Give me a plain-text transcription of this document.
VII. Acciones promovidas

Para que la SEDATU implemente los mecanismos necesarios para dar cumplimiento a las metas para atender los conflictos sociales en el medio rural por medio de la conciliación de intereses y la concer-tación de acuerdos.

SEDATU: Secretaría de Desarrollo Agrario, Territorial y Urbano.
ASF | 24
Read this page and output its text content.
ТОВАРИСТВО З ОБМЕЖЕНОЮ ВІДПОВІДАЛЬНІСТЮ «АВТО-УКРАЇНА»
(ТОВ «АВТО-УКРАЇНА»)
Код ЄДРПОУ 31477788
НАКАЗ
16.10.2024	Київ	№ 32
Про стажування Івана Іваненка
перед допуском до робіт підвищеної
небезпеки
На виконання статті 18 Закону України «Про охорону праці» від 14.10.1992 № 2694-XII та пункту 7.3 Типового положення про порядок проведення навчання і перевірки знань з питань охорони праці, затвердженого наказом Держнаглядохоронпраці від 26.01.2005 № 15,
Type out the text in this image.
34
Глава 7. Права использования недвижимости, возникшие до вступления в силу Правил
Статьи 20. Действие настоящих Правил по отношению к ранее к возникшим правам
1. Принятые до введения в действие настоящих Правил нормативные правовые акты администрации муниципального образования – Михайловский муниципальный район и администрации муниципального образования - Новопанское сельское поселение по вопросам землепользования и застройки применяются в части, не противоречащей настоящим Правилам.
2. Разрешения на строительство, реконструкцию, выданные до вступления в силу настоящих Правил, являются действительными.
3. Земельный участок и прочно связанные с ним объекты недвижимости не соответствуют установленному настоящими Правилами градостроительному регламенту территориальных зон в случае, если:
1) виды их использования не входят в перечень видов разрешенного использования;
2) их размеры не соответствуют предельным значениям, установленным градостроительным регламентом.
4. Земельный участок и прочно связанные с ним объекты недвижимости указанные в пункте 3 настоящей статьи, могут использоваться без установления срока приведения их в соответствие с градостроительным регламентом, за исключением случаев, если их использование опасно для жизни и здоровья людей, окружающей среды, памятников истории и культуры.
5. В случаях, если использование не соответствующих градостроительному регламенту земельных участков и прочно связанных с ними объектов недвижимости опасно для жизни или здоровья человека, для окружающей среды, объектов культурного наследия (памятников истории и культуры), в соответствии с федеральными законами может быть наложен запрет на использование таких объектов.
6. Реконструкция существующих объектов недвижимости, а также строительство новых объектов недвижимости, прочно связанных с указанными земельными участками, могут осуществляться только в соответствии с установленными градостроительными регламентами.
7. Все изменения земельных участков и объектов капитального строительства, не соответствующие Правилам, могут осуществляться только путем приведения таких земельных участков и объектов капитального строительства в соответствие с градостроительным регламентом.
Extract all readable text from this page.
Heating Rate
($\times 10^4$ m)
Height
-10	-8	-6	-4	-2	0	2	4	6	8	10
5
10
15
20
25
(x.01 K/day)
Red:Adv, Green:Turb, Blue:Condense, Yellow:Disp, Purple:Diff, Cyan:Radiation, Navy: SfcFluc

_ _ _

__EXERCISE DIRECTIONS__
From the records above, pick out and copy each line holding the word "Земельный".

__EXERCISE ANSWER__
3. Земельный участок и прочно связанные с ним объекты недвижимости не соответствуют установленному настоящими Правилами градостроительному регламенту территориальных зон в случае, если:
4. Земельный участок и прочно связанные с ним объекты недвижимости указанные в пункте 3 настоящей статьи, могут использоваться без установления срока приведения их в соответствие с градостроительным регламентом, за исключением случаев, если их использование опасно для жизни и здоровья людей, окружающей среды, памятников истории и культуры.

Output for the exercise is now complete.